▶ _Information supplied_:

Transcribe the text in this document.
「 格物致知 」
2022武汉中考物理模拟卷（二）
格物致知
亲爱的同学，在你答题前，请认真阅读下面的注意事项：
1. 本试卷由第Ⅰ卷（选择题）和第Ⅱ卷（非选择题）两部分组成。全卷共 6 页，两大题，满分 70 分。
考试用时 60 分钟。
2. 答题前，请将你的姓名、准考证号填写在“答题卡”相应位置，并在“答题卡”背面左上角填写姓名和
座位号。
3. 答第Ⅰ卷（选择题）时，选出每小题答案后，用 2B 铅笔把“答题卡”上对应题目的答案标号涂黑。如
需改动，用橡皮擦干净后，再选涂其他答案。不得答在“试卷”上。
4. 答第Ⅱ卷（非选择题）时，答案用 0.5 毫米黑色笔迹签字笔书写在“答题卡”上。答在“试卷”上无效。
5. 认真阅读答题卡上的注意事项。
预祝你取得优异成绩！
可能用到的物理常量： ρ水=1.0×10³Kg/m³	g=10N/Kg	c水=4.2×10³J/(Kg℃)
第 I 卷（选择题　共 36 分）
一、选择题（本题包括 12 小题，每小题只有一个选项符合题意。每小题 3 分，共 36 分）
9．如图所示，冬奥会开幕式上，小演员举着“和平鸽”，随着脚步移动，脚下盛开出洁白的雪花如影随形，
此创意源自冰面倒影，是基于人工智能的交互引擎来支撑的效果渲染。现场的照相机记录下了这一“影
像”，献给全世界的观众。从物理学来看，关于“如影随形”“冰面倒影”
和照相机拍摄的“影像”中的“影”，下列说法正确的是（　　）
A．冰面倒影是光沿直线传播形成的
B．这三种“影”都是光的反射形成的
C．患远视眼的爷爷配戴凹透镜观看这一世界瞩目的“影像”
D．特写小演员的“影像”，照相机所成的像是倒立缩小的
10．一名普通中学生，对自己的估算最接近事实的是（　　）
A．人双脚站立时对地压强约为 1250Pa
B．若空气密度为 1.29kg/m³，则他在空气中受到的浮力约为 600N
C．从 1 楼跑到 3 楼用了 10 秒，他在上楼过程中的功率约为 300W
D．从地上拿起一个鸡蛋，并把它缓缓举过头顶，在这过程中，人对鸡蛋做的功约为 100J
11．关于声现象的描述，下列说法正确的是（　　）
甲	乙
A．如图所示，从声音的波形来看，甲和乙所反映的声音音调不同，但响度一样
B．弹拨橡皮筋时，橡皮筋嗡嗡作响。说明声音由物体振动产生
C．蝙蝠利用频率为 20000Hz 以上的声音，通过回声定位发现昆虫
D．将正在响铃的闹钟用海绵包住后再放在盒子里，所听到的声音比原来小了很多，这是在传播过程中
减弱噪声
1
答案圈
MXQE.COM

▶ _Exercise objective_:
Search the data above for lines holding "下列说法正确的是" and copy each of them.

▶ _Task result_:
和照相机拍摄的“影像”中的“影”，下列说法正确的是（　　）
11．关于声现象的描述，下列说法正确的是（　　）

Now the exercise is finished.